§ **Exercise objective**
Give the number of lines below that contain "text", with no other output.

§ **Source material**
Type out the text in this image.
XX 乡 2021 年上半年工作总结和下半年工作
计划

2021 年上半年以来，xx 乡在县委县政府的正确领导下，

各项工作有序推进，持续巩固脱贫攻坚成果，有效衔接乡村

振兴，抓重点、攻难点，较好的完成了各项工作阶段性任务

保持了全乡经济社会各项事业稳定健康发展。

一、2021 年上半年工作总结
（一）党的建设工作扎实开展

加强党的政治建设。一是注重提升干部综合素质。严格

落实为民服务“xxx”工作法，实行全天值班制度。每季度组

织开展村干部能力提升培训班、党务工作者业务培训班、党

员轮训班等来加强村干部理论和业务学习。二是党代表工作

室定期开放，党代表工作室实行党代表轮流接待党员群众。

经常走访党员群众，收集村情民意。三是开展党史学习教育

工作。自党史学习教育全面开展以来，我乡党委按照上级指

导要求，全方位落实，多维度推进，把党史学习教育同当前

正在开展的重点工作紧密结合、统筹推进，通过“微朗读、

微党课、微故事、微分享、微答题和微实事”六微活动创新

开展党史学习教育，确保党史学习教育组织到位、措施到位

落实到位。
---
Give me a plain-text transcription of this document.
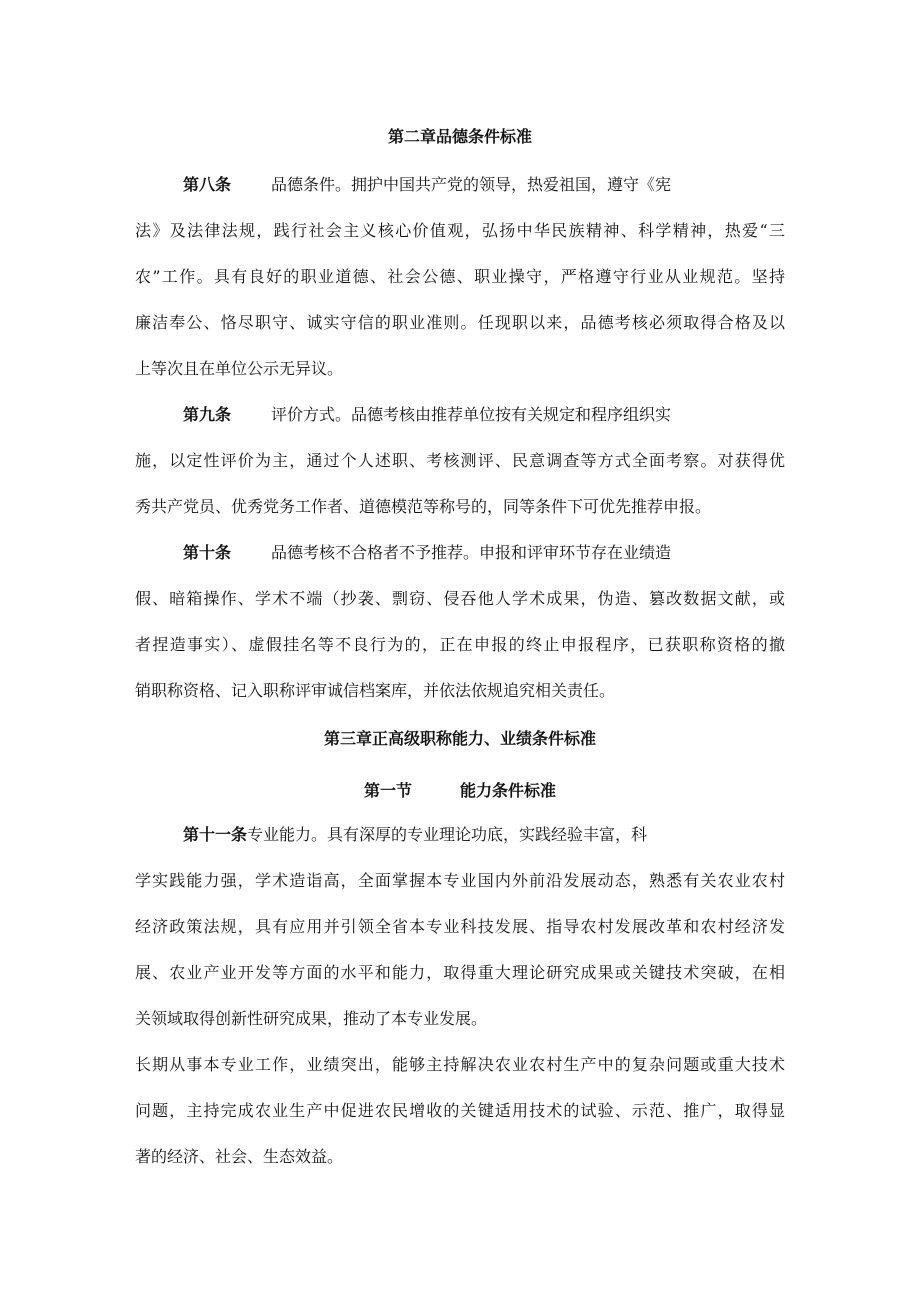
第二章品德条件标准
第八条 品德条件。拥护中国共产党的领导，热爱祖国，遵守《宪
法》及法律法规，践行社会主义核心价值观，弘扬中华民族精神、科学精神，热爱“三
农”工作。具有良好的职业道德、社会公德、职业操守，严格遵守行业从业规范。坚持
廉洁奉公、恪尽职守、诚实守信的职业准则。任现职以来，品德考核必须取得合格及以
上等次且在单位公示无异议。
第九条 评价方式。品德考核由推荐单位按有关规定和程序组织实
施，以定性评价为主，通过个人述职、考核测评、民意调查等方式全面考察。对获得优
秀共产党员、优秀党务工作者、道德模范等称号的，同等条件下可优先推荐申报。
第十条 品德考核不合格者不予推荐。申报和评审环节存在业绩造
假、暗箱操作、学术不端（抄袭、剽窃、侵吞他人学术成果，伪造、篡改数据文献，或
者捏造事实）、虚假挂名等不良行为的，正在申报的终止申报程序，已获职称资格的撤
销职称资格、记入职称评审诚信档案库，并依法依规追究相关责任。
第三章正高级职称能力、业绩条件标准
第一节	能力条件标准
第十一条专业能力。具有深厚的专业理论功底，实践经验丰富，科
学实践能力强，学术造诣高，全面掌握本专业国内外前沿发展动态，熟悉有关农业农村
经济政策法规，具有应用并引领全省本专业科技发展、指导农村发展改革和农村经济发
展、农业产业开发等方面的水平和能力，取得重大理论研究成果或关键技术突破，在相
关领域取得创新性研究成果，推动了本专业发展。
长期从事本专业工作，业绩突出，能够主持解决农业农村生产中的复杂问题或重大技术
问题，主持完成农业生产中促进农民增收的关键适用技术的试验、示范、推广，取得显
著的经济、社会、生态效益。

§ **The completed task**
2